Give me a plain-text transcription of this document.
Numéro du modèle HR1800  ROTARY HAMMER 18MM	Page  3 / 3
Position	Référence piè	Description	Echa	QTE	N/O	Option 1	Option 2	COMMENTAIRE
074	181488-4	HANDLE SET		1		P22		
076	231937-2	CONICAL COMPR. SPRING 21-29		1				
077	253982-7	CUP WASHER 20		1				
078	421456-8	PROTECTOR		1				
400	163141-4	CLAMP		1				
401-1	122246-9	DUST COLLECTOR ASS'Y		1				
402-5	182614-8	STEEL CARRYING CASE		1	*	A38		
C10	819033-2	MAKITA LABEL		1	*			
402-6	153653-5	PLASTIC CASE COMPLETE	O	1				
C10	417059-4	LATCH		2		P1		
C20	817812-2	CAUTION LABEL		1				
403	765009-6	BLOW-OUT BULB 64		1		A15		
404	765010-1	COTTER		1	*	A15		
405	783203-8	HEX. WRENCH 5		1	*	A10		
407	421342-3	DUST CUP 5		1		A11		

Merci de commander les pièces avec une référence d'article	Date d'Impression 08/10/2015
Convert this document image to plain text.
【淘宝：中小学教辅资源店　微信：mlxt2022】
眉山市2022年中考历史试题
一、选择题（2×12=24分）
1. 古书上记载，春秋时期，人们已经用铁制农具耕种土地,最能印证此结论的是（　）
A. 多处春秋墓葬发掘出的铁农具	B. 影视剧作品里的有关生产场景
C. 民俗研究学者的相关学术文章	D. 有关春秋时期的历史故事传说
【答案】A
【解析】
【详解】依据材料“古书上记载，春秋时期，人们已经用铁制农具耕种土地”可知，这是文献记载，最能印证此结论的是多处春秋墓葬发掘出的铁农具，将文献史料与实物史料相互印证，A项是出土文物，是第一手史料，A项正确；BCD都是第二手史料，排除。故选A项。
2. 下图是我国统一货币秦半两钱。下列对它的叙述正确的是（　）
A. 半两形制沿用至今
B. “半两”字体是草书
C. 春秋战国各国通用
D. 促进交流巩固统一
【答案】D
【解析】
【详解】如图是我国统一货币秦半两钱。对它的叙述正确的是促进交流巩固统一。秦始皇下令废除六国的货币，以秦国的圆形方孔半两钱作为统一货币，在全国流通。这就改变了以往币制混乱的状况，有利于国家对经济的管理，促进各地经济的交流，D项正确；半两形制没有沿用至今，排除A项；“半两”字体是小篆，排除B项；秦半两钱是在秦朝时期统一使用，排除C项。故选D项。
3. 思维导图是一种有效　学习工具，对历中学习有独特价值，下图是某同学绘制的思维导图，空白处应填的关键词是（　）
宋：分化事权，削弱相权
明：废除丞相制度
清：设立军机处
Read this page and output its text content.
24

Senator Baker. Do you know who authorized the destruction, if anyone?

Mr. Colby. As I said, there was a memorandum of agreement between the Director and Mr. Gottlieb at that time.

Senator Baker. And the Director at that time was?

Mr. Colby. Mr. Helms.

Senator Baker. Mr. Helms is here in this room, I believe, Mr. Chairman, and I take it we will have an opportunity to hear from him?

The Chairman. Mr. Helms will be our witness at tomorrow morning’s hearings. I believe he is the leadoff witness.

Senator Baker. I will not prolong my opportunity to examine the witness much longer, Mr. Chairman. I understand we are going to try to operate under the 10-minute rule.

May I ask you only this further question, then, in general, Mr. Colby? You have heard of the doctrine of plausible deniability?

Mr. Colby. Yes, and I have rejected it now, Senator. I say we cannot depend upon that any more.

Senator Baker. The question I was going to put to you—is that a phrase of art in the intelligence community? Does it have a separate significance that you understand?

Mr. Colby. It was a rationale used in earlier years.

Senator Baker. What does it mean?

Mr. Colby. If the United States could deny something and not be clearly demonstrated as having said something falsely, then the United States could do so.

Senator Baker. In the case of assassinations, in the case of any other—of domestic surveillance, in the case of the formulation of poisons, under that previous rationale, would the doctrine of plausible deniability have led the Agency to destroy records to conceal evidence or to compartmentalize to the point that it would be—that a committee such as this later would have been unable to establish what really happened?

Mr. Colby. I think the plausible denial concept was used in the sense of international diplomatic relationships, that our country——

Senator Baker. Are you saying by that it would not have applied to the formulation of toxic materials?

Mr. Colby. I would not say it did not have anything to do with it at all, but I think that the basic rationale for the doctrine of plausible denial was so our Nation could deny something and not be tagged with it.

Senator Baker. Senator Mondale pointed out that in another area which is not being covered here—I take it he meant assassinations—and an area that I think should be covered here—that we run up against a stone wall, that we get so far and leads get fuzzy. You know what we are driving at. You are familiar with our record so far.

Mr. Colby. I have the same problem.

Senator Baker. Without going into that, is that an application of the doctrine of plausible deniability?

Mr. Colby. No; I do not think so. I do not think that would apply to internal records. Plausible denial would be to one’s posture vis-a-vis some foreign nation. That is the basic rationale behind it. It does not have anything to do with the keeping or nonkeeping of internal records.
=-=-=
▸ **DIRECTIVE**
Look through the entries and work out how many lines have the word "Helms" in them; reply with that number only.

▸ **COMPLETE ANSWER**
3